- _Instruction_
Scan the data below. Pull out each line where "Consumer" occurs.

- _Entries shown_
::::::::::
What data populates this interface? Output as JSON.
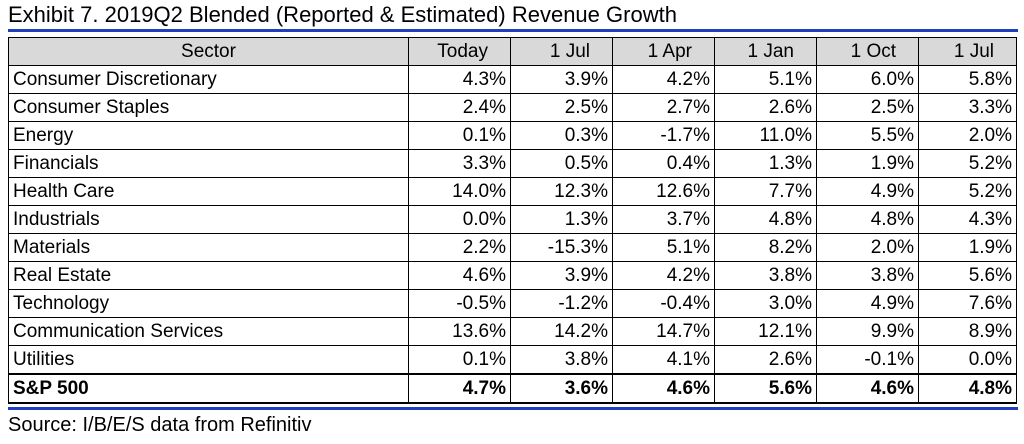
{
  "title": "Exhibit 7.  2019Q2 Blended (Reported & Estimated) Revenue Growth",
  "colors": {
    "rule": "#1f3fbf",
    "header_bg": "#d9d9d9"
  },
  "table": {
    "headers": [
      "Sector",
      "Today",
      "1 Jul",
      "1 Apr",
      "1 Jan",
      "1 Oct",
      "1 Jul"
    ],
    "rows": [
      {
        "sector": "Consumer Discretionary",
        "values": [
          "4.3%",
          "3.9%",
          "4.2%",
          "5.1%",
          "6.0%",
          "5.8%"
        ]
      },
      {
        "sector": "Consumer Staples",
        "values": [
          "2.4%",
          "2.5%",
          "2.7%",
          "2.6%",
          "2.5%",
          "3.3%"
        ]
      },
      {
        "sector": "Energy",
        "values": [
          "0.1%",
          "0.3%",
          "-1.7%",
          "11.0%",
          "5.5%",
          "2.0%"
        ]
      },
      {
        "sector": "Financials",
        "values": [
          "3.3%",
          "0.5%",
          "0.4%",
          "1.3%",
          "1.9%",
          "5.2%"
        ]
      },
      {
        "sector": "Health Care",
        "values": [
          "14.0%",
          "12.3%",
          "12.6%",
          "7.7%",
          "4.9%",
          "5.2%"
        ]
      },
      {
        "sector": "Industrials",
        "values": [
          "0.0%",
          "1.3%",
          "3.7%",
          "4.8%",
          "4.8%",
          "4.3%"
        ]
      },
      {
        "sector": "Materials",
        "values": [
          "2.2%",
          "-15.3%",
          "5.1%",
          "8.2%",
          "2.0%",
          "1.9%"
        ]
      },
      {
        "sector": "Real Estate",
        "values": [
          "4.6%",
          "3.9%",
          "4.2%",
          "3.8%",
          "3.8%",
          "5.6%"
        ]
      },
      {
        "sector": "Technology",
        "values": [
          "-0.5%",
          "-1.2%",
          "-0.4%",
          "3.0%",
          "4.9%",
          "7.6%"
        ]
      },
      {
        "sector": "Communication Services",
        "values": [
          "13.6%",
          "14.2%",
          "14.7%",
          "12.1%",
          "9.9%",
          "8.9%"
        ]
      },
      {
        "sector": "Utilities",
        "values": [
          "0.1%",
          "3.8%",
          "4.1%",
          "2.6%",
          "-0.1%",
          "0.0%"
        ]
      }
    ],
    "total": {
      "sector": "S&P 500",
      "values": [
        "4.7%",
        "3.6%",
        "4.6%",
        "5.6%",
        "4.6%",
        "4.8%"
      ]
    }
  },
  "source": "Source: I/B/E/S data from Refinitiv"
}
::::::::::
- _Answer to this exercise_
        "sector": "Consumer Discretionary",
        "sector": "Consumer Staples",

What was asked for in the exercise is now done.